Excerpted records:
******************************
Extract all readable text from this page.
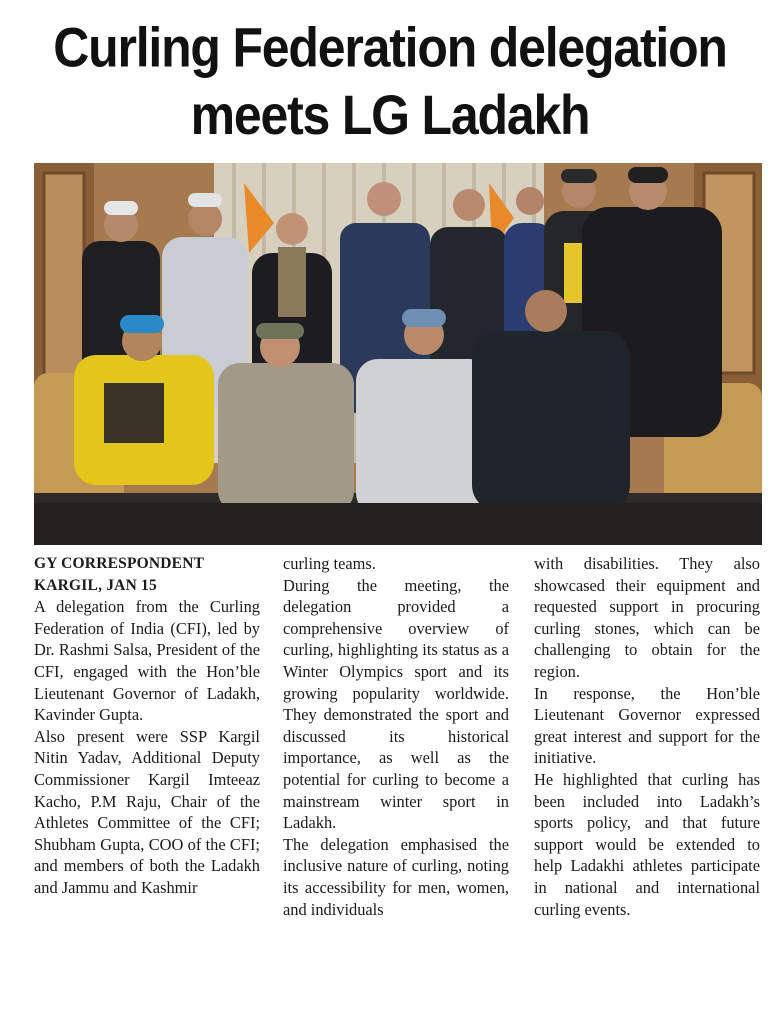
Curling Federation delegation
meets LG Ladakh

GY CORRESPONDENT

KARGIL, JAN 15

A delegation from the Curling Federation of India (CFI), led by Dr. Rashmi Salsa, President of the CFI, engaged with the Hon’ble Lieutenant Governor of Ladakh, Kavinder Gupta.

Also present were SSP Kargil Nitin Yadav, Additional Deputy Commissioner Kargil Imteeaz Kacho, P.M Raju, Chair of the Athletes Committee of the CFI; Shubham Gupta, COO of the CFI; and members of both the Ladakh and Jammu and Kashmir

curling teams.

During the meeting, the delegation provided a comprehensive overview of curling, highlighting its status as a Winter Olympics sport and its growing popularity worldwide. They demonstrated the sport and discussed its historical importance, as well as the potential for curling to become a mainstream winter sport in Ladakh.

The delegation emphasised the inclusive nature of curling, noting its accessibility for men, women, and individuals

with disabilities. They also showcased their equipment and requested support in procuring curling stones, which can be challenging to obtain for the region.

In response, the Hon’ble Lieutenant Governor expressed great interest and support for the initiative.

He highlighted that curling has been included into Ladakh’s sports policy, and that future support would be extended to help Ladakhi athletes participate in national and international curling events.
******************************
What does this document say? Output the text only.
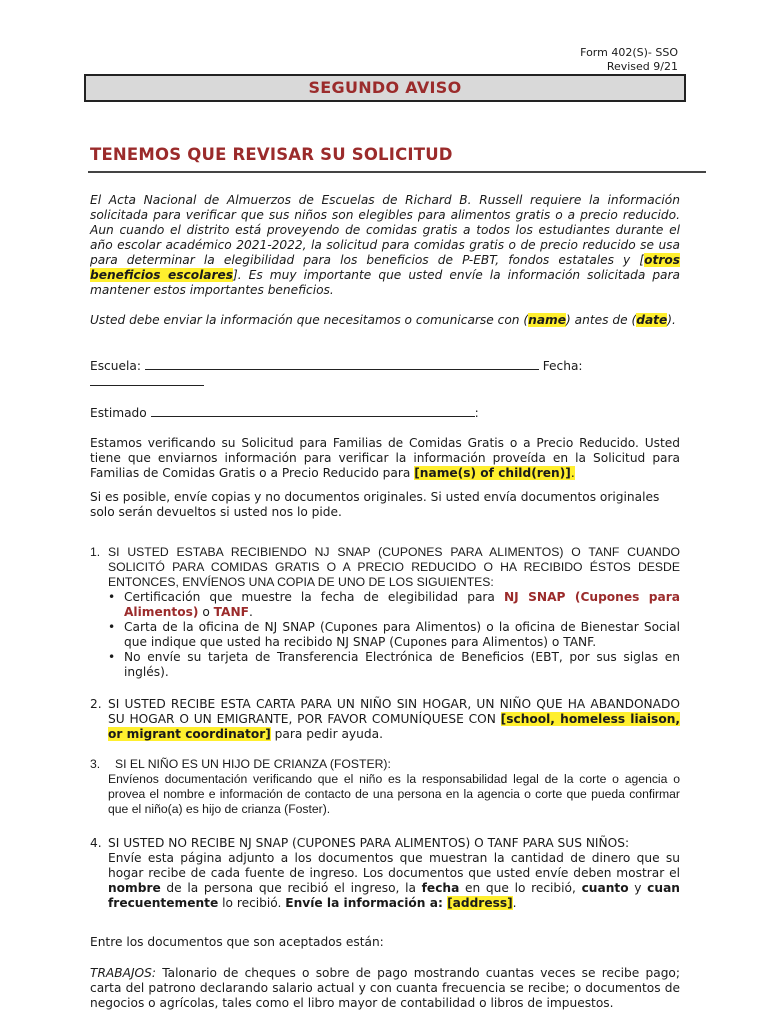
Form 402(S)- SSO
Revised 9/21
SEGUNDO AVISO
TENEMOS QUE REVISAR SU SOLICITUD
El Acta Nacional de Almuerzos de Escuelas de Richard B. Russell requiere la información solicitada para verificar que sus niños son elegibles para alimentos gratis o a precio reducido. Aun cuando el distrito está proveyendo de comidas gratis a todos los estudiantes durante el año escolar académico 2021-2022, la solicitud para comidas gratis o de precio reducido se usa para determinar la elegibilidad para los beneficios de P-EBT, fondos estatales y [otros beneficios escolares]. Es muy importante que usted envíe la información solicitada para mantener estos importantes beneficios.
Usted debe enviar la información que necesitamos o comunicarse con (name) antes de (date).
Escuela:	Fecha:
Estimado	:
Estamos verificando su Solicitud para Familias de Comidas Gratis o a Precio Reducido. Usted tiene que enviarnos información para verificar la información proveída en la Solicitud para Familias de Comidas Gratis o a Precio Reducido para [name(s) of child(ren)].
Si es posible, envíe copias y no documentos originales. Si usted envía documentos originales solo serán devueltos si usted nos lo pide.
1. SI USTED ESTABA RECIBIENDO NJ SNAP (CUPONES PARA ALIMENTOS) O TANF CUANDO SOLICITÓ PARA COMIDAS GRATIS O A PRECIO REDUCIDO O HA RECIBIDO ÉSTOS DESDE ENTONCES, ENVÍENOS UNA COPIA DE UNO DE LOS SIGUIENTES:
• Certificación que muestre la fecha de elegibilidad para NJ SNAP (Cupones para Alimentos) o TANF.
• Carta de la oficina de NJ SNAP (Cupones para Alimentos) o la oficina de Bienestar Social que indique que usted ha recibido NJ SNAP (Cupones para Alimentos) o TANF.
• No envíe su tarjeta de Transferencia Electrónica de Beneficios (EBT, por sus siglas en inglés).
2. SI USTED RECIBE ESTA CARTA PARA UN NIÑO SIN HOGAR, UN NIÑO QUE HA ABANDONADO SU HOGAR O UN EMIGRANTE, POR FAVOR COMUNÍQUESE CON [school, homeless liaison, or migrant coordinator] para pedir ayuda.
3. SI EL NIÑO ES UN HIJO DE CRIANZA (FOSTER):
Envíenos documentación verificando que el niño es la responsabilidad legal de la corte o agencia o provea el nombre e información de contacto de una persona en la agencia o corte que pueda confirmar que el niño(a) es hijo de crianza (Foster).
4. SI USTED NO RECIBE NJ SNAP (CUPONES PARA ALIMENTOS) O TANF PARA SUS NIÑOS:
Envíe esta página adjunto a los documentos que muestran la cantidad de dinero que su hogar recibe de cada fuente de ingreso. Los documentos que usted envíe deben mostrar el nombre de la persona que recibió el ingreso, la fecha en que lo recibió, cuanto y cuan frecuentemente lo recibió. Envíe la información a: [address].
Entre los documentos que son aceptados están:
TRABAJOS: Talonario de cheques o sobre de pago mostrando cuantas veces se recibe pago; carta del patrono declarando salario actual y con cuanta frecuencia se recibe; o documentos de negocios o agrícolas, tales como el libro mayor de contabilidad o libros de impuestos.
******************************
Task details: In the entries above, find each line with the word "Governor" and copy it.

Response below:
A delegation from the Curling Federation of India (CFI), led by Dr. Rashmi Salsa, President of the CFI, engaged with the Hon’ble Lieutenant Governor of Ladakh, Kavinder Gupta.
In response, the Hon’ble Lieutenant Governor expressed great interest and support for the initiative.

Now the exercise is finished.